→ Task A:
Could you extract, word for word from the passage on Section 20 and child protection, the stretch from "How Section 20" through "of significant harm'."?
→ Task B:
What comes next in the passage on Section 20 and child protection social work? Write its continuation, picking up right after the final sentence shown.

→ Source text:

During the mid 1990's a coalition of academic and professional groups was demanding a greater emphasis on family support and preventative work. The re-focusing debate that took place argued for the balance to be shifted away from child protection investigations and towards the provision of support services. As a consequence, important social work tools of registration, child protection plans and core group working were given a negative connotation and replaced with a 'voluntary' approach based on multi-agency interventions to safeguard children - on the assumption this would avoid the stigma of 'child protection'.

How Section 20 is Presently Being Used

The situation today is that policies and practices recognise the value of combining the two social work functions of family support and child protection and focusing on needs rather than risk. While a soft and personalised approach may be the only way in which social workers can gain trust with their clients, it has produced a professional orthodoxy of re-defining 'risk' as 'need' resulting in the loss of much practice wisdom in child protection work. In particular, it has created much uncertainty about what social workers are required to do when an 'in need' case appears to cross the threshold into 'at likely risk of significant harm'.

Social workers have onerous responsibilities in their work with children but they are not helped by an organisational culture in which statutory duties seem to conflict with professional duties. They are employed to carry out statutory child protection work but are trained to act as professionals who can work with children and families on a voluntary basis. Their professional loyalty to supportive and strengths-based approaches may blind them to the reality that some parents may require a different approach. While they have a statutory duty to intervene if a child is deemed to be at risk of serious harm, their training often fails to prepare them adequately for this role.

Social workers in the two cases above apparently assumed that the 'voluntary' section 20 arrangement was the correct one - but they were wrong. In Hampshire consent was obtained oppressively; in Hackney parental consent was never obtained. In these cases it is unclear why social workers did not carry out a section 47 investigation, hold a child protection conference, provide child protection plans and, if the children were deemed at ongoing and likely risk of significant harm, make the decision to commence legal proceedings. While the use of these formal child protection measures may be experienced by parents as intimidating, if used by social workers appropriately they will actually give more effective protection to parents of their legal rights than informal arrangements, which are invariably more imprecise.

Many aggrieved parents have found it difficult, if not impossible, to get justice following the misuse of a s20 arrangement. Judges too have struggled to find a way through the legal muddle. In some cases the actions have been unlawful because social workers failed to systematically gather evidence that the threshold criteria had been met before the subsequent commencement of legal proceedings. Consequently, they struggled to produce the evidence in court and may have been tempted to distort the truth to support their own objectives.

→ Information supplied:
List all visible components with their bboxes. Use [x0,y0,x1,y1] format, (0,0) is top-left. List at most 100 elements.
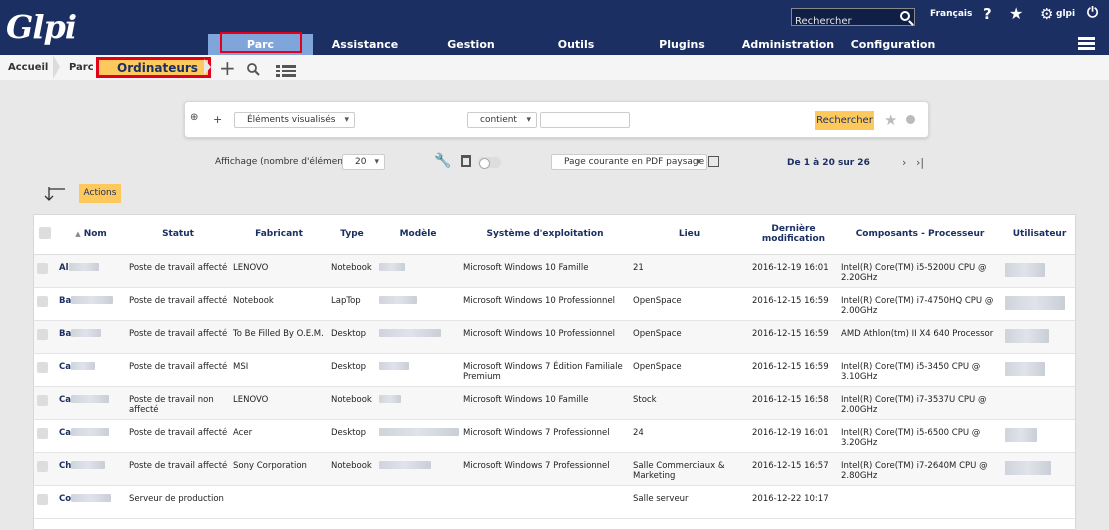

→ Exercise result A:
How Section 20 is Presently Being Used

The situation today is that policies and practices recognise the value of combining the two social work functions of family support and child protection and focusing on needs rather than risk. While a soft and personalised approach may be the only way in which social workers can gain trust with their clients, it has produced a professional orthodoxy of re-defining 'risk' as 'need' resulting in the loss of much practice wisdom in child protection work. In particular, it has created much uncertainty about what social workers are required to do when an 'in need' case appears to cross the threshold into 'at likely risk of significant harm'.

→ Exercise result B:
What is at issue here is possibly one of the the most intractable contradictions within social work - and which makes child protection work such a fraught activity for lawyers - the appropriate use of authority. Increasingly, campaigning organisations are putting pressure on services to rescue abused and neglected children - but this is in direct conflict with those working to protect the human rights of parents. In other words, the court may sometimes be the only place where the inherent contradictions about the appropriate use of authority/statutory powers can get resolved. Unfortunately, by the time matters get to court the opportunity for a more constructive resolution of the issues may have been lost.

What Needs to Change

One aspect of professional practice that must be addressed is the misuse of the term 'disguised compliance' with its focus on the manipulative qualities of parents who deceive the unguarded social worker. Social workers themselves can avoid getting into this situation by being more honest about what they are trying to do and clear about what they expect of parents.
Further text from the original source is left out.